** Problem statement **
Transcribe the entries that follow exactly as they appear, minus pictures.

** Records from a data collection **
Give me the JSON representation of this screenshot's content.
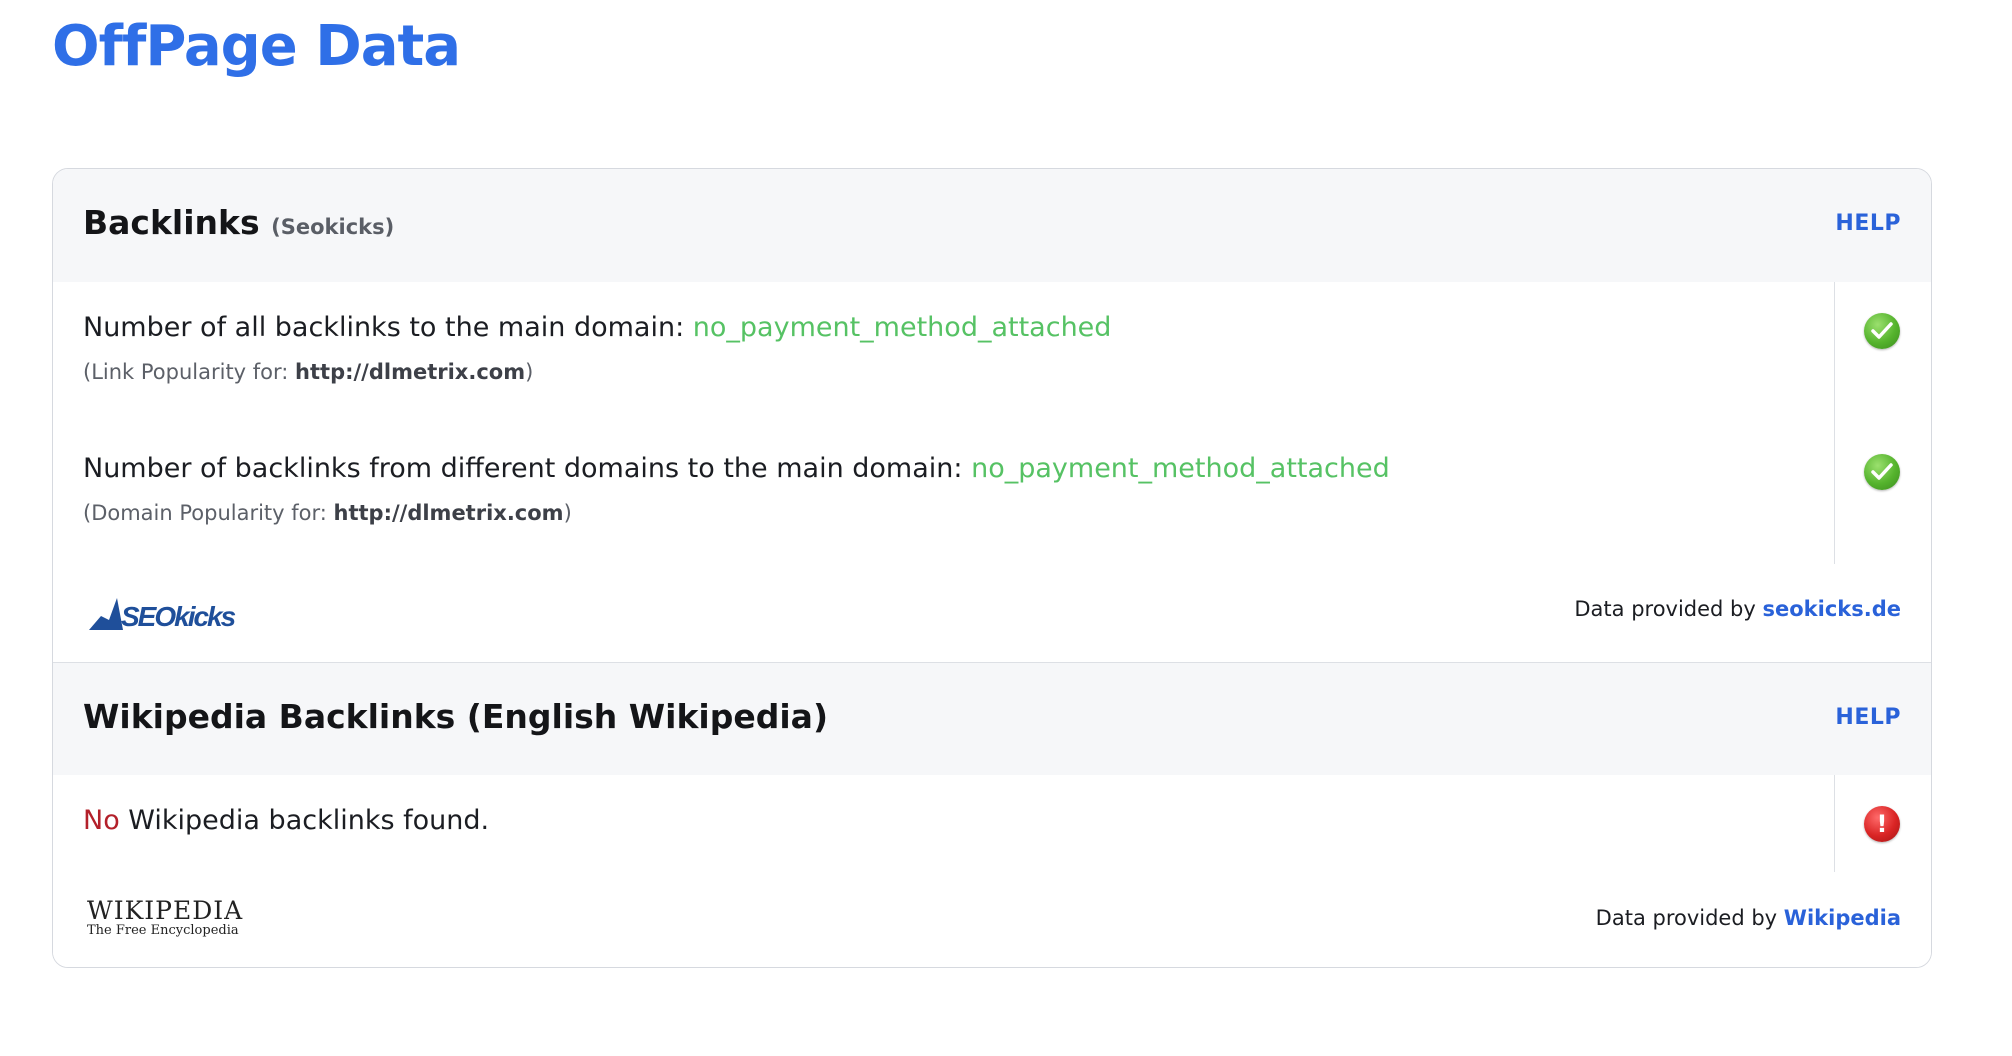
{
  "page": {
    "title": "OffPage Data"
  },
  "backlinks": {
    "title": "Backlinks",
    "subtitle": "(Seokicks)",
    "help_label": "HELP",
    "rows": [
      {
        "label": "Number of all backlinks to the main domain:",
        "value": "no_payment_method_attached",
        "note_prefix": "(Link Popularity for: ",
        "note_url": "http://dlmetrix.com",
        "note_suffix": ")",
        "status": "ok"
      },
      {
        "label": "Number of backlinks from different domains to the main domain:",
        "value": "no_payment_method_attached",
        "note_prefix": "(Domain Popularity for: ",
        "note_url": "http://dlmetrix.com",
        "note_suffix": ")",
        "status": "ok"
      }
    ],
    "footer": {
      "logo_text": "SEOkicks",
      "provided_prefix": "Data provided by ",
      "provided_link": "seokicks.de"
    }
  },
  "wikipedia": {
    "title": "Wikipedia Backlinks (English Wikipedia)",
    "help_label": "HELP",
    "row": {
      "no_word": "No",
      "text": " Wikipedia backlinks found.",
      "status": "error",
      "status_glyph": "!"
    },
    "footer": {
      "logo_title": "WIKIPEDIA",
      "logo_tagline": "The Free Encyclopedia",
      "provided_prefix": "Data provided by ",
      "provided_link": "Wikipedia"
    }
  },
  "colors": {
    "title_blue": "#2f6fe7",
    "link_blue": "#2a62d9",
    "value_green": "#56c264",
    "no_red": "#b3202a"
  }
}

** Problem solution **
Give me the JSON representation of this screenshot's content.
{
  "page": {
    "title": "OffPage Data"
  },
  "backlinks": {
    "title": "Backlinks",
    "subtitle": "(Seokicks)",
    "help_label": "HELP",
    "rows": [
      {
        "label": "Number of all backlinks to the main domain:",
        "value": "no_payment_method_attached",
        "note_prefix": "(Link Popularity for: ",
        "note_url": "http://dlmetrix.com",
        "note_suffix": ")",
        "status": "ok"
      },
      {
        "label": "Number of backlinks from different domains to the main domain:",
        "value": "no_payment_method_attached",
        "note_prefix": "(Domain Popularity for: ",
        "note_url": "http://dlmetrix.com",
        "note_suffix": ")",
        "status": "ok"
      }
    ],
    "footer": {
      "logo_text": "SEOkicks",
      "provided_prefix": "Data provided by ",
      "provided_link": "seokicks.de"
    }
  },
  "wikipedia": {
    "title": "Wikipedia Backlinks (English Wikipedia)",
    "help_label": "HELP",
    "row": {
      "no_word": "No",
      "text": " Wikipedia backlinks found.",
      "status": "error",
      "status_glyph": "!"
    },
    "footer": {
      "logo_title": "WIKIPEDIA",
      "logo_tagline": "The Free Encyclopedia",
      "provided_prefix": "Data provided by ",
      "provided_link": "Wikipedia"
    }
  },
  "colors": {
    "title_blue": "#2f6fe7",
    "link_blue": "#2a62d9",
    "value_green": "#56c264",
    "no_red": "#b3202a"
  }
}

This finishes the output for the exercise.